Instruction: Return each line of the data below verbatim; pictures are to be left out.

Records to process:

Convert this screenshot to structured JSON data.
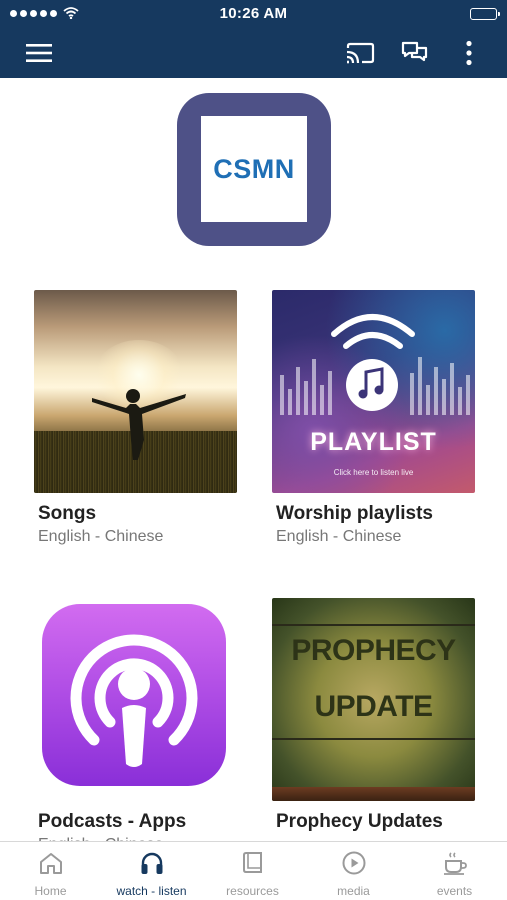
{
  "status_bar": {
    "time": "10:26 AM"
  },
  "app_bar": {
    "menu_icon": "hamburger-menu-icon",
    "cast_icon": "cast-icon",
    "chat_icon": "chat-bubbles-icon",
    "more_icon": "more-vertical-icon"
  },
  "logo": {
    "text": "CSMN"
  },
  "cards": [
    {
      "title": "Songs",
      "subtitle": "English - Chinese"
    },
    {
      "title": "Worship playlists",
      "subtitle": "English - Chinese",
      "image_title": "PLAYLIST",
      "image_caption": "Click here to listen live"
    },
    {
      "title": "Podcasts - Apps",
      "subtitle": "English - Chinese"
    },
    {
      "title": "Prophecy Updates",
      "image_line1": "PROPHECY",
      "image_line2": "UPDATE"
    }
  ],
  "bottom_nav": {
    "active": "watch - listen",
    "items": [
      {
        "label": "Home",
        "icon": "home-icon"
      },
      {
        "label": "watch - listen",
        "icon": "headphones-icon"
      },
      {
        "label": "resources",
        "icon": "book-icon"
      },
      {
        "label": "media",
        "icon": "play-circle-icon"
      },
      {
        "label": "events",
        "icon": "coffee-cup-icon"
      }
    ]
  },
  "colors": {
    "primary": "#16395f",
    "logo_bg": "#4e5187",
    "logo_text": "#1f6fb5",
    "podcast_purple": "#b24fe6"
  }
}
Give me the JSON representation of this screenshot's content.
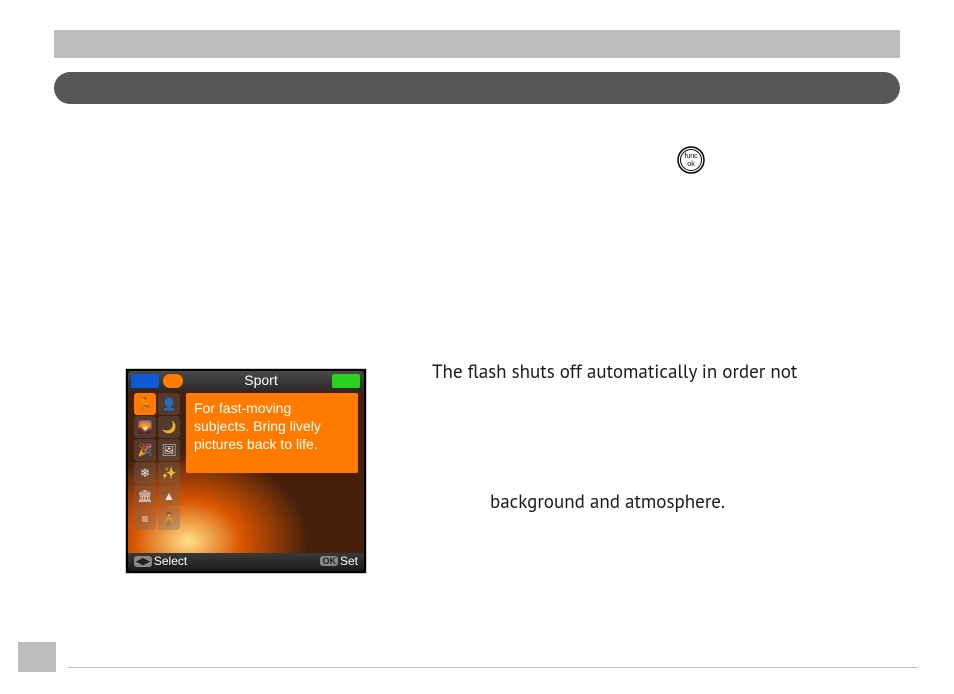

Solution for this exercise:
Convert this screenshot to structured JSON data.
{
  "status_bar": {
    "time": "10:26 AM"
  },
  "app_bar": {
    "menu_icon": "hamburger-menu-icon",
    "cast_icon": "cast-icon",
    "chat_icon": "chat-bubbles-icon",
    "more_icon": "more-vertical-icon"
  },
  "logo": {
    "text": "CSMN"
  },
  "cards": [
    {
      "title": "Songs",
      "subtitle": "English - Chinese"
    },
    {
      "title": "Worship playlists",
      "subtitle": "English - Chinese",
      "image_title": "PLAYLIST",
      "image_caption": "Click here to listen live"
    },
    {
      "title": "Podcasts - Apps",
      "subtitle": "English - Chinese"
    },
    {
      "title": "Prophecy Updates",
      "image_line1": "PROPHECY",
      "image_line2": "UPDATE"
    }
  ],
  "bottom_nav": {
    "active": "watch - listen",
    "items": [
      {
        "label": "Home",
        "icon": "home-icon"
      },
      {
        "label": "watch - listen",
        "icon": "headphones-icon"
      },
      {
        "label": "resources",
        "icon": "book-icon"
      },
      {
        "label": "media",
        "icon": "play-circle-icon"
      },
      {
        "label": "events",
        "icon": "coffee-cup-icon"
      }
    ]
  },
  "colors": {
    "primary": "#16395f",
    "logo_bg": "#4e5187",
    "logo_text": "#1f6fb5",
    "podcast_purple": "#b24fe6"
  }
}
Give me the JSON representation of this screenshot's content.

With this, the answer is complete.